Copy the records below exactly as they are written.

##### DATA EXTRACT

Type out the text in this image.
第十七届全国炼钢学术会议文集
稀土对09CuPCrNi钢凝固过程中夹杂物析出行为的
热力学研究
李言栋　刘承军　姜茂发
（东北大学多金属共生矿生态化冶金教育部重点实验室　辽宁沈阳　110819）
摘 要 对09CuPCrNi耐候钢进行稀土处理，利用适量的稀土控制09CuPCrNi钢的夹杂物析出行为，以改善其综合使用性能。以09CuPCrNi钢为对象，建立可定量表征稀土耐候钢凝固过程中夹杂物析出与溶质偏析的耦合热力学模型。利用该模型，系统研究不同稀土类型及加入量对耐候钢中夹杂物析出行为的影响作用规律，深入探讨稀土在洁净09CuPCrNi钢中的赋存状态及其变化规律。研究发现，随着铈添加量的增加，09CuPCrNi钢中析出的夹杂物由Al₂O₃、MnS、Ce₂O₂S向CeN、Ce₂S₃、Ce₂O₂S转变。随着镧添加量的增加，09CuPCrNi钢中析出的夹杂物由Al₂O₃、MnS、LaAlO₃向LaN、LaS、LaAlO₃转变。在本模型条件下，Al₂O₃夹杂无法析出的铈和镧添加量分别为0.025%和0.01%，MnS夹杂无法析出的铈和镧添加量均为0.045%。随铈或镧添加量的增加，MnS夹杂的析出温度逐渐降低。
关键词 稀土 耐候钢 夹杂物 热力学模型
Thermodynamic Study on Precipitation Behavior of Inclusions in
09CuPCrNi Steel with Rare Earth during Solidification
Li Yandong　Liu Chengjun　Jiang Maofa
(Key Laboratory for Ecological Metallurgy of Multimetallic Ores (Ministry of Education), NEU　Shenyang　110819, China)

##########

EXERCISE ANSWER:
Type out the text in this image.
第十七届全国炼钢学术会议文集
稀土对09CuPCrNi钢凝固过程中夹杂物析出行为的
热力学研究
李言栋　刘承军　姜茂发
（东北大学多金属共生矿生态化冶金教育部重点实验室　辽宁沈阳　110819）
摘 要 对09CuPCrNi耐候钢进行稀土处理，利用适量的稀土控制09CuPCrNi钢的夹杂物析出行为，以改善其综合使用性能。以09CuPCrNi钢为对象，建立可定量表征稀土耐候钢凝固过程中夹杂物析出与溶质偏析的耦合热力学模型。利用该模型，系统研究不同稀土类型及加入量对耐候钢中夹杂物析出行为的影响作用规律，深入探讨稀土在洁净09CuPCrNi钢中的赋存状态及其变化规律。研究发现，随着铈添加量的增加，09CuPCrNi钢中析出的夹杂物由Al₂O₃、MnS、Ce₂O₂S向CeN、Ce₂S₃、Ce₂O₂S转变。随着镧添加量的增加，09CuPCrNi钢中析出的夹杂物由Al₂O₃、MnS、LaAlO₃向LaN、LaS、LaAlO₃转变。在本模型条件下，Al₂O₃夹杂无法析出的铈和镧添加量分别为0.025%和0.01%，MnS夹杂无法析出的铈和镧添加量均为0.045%。随铈或镧添加量的增加，MnS夹杂的析出温度逐渐降低。
关键词 稀土 耐候钢 夹杂物 热力学模型
Thermodynamic Study on Precipitation Behavior of Inclusions in
09CuPCrNi Steel with Rare Earth during Solidification
Li Yandong　Liu Chengjun　Jiang Maofa
(Key Laboratory for Ecological Metallurgy of Multimetallic Ores (Ministry of Education), NEU　Shenyang　110819, China)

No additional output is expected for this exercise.